### AIM OF THE EXERCISE
Gather each line of the entries below that includes "marker".

### DATASET ROWS
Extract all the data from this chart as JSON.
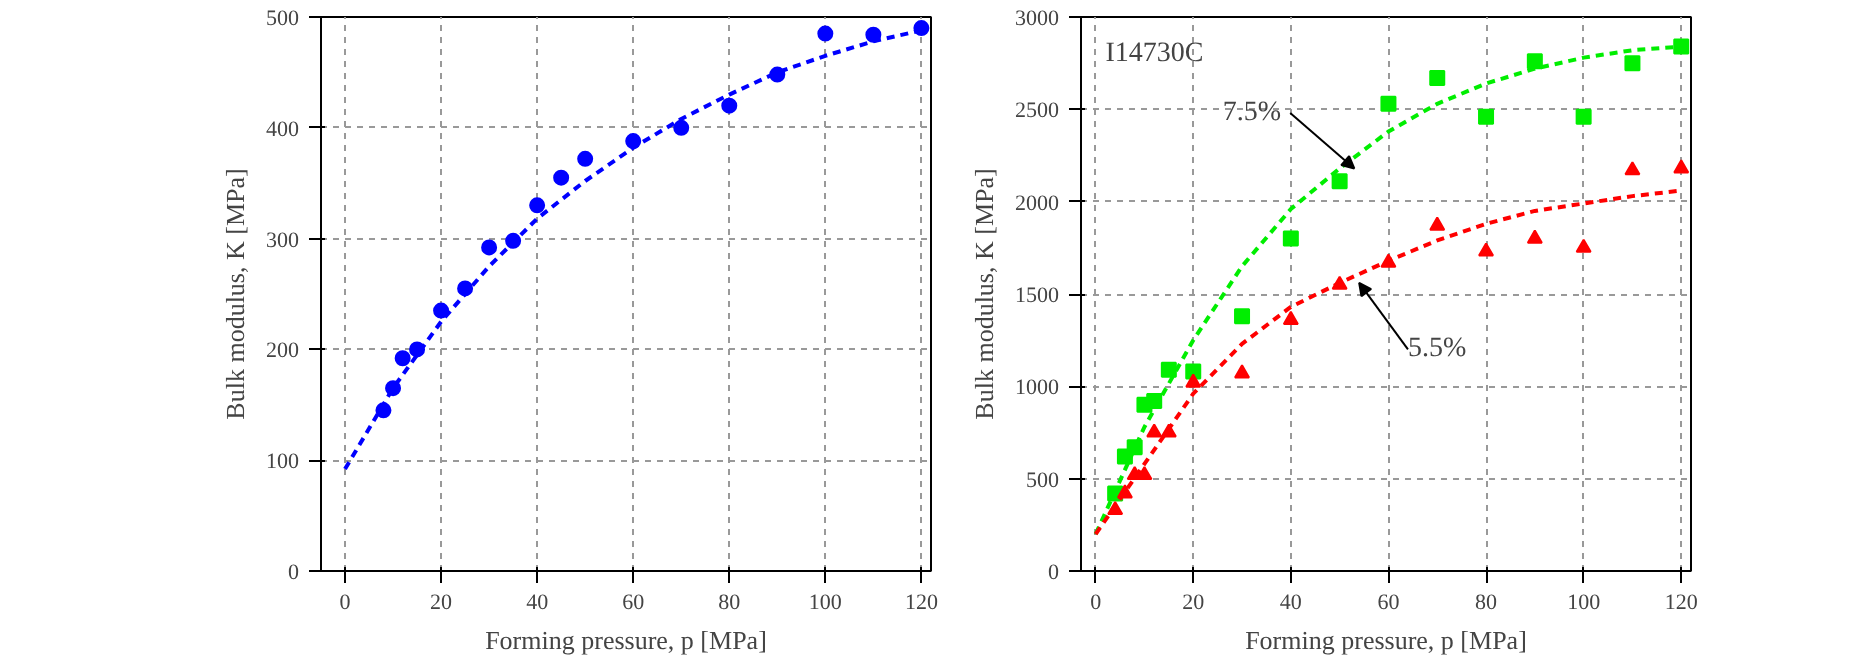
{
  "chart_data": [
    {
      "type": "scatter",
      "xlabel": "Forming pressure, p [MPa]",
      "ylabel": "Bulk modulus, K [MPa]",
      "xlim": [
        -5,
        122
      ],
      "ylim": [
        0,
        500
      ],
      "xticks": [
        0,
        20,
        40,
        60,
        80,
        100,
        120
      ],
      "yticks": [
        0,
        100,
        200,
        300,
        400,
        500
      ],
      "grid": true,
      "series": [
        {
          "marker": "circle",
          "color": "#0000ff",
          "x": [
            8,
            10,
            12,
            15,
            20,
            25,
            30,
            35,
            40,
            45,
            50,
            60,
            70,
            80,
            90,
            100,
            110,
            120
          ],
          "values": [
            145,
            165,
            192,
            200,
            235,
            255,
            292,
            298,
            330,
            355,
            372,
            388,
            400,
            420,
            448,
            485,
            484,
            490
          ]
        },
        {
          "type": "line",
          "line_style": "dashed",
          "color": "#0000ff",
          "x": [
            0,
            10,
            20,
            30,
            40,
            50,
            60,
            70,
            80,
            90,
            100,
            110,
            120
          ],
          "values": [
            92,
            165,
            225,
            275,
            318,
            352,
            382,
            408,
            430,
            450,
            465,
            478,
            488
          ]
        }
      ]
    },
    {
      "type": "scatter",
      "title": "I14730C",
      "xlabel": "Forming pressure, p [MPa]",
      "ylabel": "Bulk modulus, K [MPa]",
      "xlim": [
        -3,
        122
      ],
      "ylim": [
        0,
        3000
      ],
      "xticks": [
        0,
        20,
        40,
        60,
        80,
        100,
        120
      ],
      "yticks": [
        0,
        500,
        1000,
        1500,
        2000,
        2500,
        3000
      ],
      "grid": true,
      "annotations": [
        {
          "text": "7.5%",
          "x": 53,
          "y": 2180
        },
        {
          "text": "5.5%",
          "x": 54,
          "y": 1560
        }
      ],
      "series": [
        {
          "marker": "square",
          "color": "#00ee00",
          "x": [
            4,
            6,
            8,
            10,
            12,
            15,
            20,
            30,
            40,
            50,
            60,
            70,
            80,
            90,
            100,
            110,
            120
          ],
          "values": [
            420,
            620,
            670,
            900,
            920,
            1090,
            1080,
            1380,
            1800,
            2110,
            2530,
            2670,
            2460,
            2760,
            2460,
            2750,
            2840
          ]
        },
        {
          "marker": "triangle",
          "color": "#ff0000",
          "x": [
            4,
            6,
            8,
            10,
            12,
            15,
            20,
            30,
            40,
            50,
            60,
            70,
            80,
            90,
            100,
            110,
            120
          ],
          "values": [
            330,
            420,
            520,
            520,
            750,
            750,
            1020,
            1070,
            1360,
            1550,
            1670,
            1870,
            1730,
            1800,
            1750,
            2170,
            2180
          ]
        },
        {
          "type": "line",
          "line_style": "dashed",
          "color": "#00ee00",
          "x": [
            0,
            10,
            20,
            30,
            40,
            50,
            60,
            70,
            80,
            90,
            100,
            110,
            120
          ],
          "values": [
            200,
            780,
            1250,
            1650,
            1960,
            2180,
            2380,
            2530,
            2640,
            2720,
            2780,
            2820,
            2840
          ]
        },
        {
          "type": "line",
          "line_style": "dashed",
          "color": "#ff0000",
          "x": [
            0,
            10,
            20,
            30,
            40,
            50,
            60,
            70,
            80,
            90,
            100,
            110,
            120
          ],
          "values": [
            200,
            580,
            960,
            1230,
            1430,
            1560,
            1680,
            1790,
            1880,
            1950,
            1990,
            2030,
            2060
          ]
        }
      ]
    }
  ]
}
...
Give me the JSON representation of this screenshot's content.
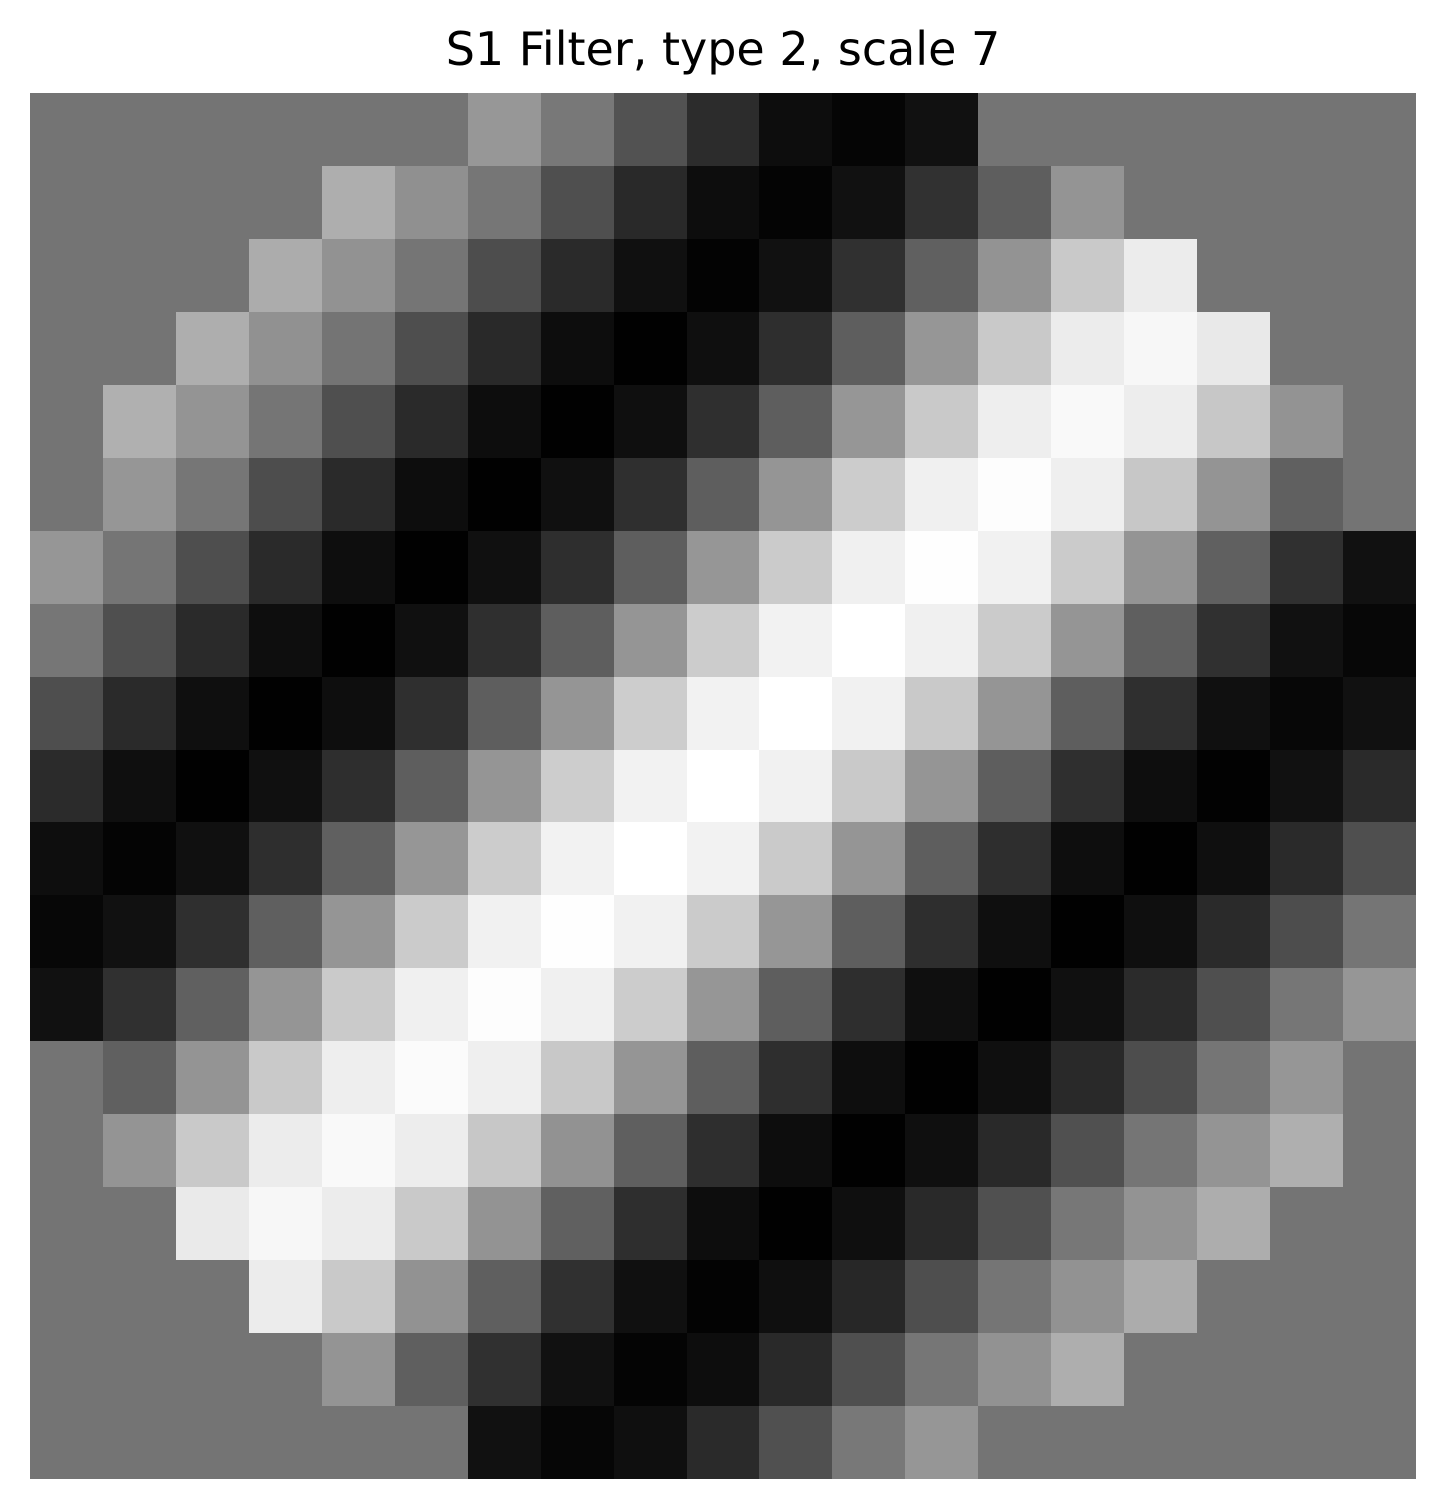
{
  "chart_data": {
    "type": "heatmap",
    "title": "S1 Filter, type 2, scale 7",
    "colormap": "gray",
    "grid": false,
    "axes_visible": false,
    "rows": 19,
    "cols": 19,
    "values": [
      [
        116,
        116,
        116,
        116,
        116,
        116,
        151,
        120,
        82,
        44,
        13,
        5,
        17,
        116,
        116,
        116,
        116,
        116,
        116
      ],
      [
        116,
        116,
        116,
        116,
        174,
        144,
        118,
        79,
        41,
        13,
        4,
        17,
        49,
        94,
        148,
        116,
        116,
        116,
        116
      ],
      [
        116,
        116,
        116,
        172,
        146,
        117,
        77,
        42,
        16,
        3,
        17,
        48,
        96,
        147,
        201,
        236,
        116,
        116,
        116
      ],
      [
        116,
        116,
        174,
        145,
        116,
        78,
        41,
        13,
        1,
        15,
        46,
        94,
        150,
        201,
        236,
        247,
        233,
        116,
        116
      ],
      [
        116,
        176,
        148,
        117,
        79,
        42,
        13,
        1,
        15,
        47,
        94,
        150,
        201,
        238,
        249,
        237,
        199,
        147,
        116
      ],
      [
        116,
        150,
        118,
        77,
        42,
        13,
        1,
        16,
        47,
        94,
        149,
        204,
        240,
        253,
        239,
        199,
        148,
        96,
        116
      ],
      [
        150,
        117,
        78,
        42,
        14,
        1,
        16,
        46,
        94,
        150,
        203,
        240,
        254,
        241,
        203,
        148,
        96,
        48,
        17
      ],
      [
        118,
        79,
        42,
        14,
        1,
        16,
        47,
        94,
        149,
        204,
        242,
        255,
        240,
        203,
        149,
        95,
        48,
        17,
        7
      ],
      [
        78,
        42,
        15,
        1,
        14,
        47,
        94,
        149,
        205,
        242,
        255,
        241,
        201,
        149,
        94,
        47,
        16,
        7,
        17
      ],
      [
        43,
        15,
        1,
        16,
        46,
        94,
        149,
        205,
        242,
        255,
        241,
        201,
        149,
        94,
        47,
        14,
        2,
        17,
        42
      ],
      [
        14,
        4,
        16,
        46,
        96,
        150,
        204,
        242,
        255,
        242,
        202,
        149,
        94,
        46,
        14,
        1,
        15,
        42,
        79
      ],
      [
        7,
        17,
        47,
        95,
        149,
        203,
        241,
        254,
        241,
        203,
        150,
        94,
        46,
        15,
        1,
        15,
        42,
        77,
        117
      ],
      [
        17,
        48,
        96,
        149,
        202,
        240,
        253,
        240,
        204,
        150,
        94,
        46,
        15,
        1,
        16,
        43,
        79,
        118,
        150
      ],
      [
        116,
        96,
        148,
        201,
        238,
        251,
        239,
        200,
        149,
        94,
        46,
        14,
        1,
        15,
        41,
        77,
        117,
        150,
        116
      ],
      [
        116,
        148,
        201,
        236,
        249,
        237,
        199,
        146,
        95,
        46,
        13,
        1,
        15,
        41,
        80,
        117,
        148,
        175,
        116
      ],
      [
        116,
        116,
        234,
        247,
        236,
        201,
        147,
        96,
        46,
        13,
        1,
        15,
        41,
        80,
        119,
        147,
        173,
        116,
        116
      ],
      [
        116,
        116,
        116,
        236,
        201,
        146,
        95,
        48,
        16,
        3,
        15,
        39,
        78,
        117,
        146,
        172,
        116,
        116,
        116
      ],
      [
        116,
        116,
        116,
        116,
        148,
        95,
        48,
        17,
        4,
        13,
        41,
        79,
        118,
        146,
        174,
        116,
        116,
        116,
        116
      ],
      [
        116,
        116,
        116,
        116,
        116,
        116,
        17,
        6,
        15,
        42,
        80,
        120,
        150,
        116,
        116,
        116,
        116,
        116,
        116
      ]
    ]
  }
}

### RESULT
          "marker": "circle",
          "marker": "square",
          "marker": "triangle",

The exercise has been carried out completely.